-------- Data in this exercise --------

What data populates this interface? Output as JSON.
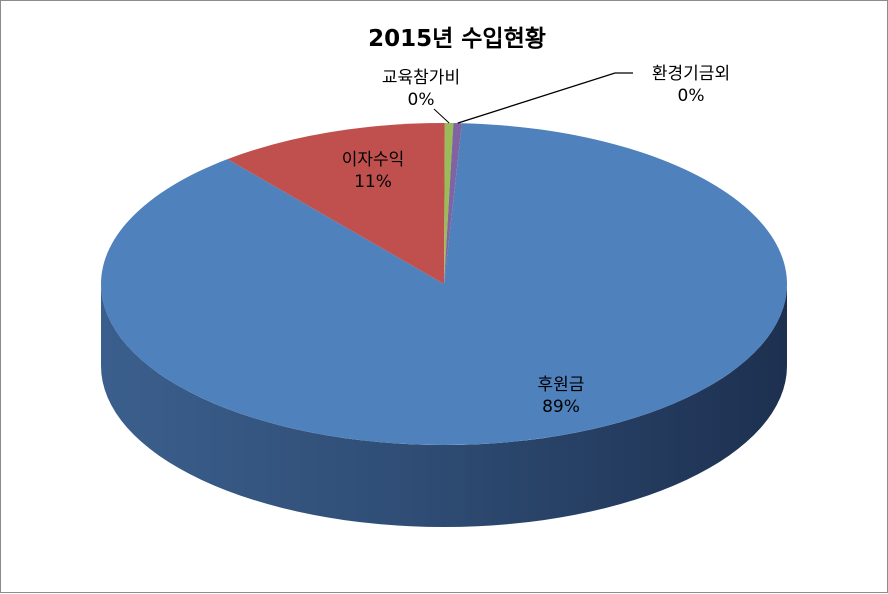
{
  "chart_data": {
    "type": "pie",
    "style": "3d",
    "title": "2015년 수입현황",
    "categories": [
      "후원금",
      "이자수익",
      "교육참가비",
      "환경기금외"
    ],
    "values": [
      89,
      11,
      0.4,
      0.4
    ],
    "labels": [
      {
        "name": "후원금",
        "percent": "89%"
      },
      {
        "name": "이자수익",
        "percent": "11%"
      },
      {
        "name": "교육참가비",
        "percent": "0%"
      },
      {
        "name": "환경기금외",
        "percent": "0%"
      }
    ],
    "colors": [
      "#4f81bd",
      "#c0504d",
      "#9bbb59",
      "#8064a2"
    ],
    "legend": "none"
  }
}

--------

Request = Copy every entry word for word, but omit the pictures.

Result of the exercise =
What data populates this interface? Output as JSON.
{
  "chart_data": {
    "type": "pie",
    "style": "3d",
    "title": "2015년 수입현황",
    "categories": [
      "후원금",
      "이자수익",
      "교육참가비",
      "환경기금외"
    ],
    "values": [
      89,
      11,
      0.4,
      0.4
    ],
    "labels": [
      {
        "name": "후원금",
        "percent": "89%"
      },
      {
        "name": "이자수익",
        "percent": "11%"
      },
      {
        "name": "교육참가비",
        "percent": "0%"
      },
      {
        "name": "환경기금외",
        "percent": "0%"
      }
    ],
    "colors": [
      "#4f81bd",
      "#c0504d",
      "#9bbb59",
      "#8064a2"
    ],
    "legend": "none"
  }
}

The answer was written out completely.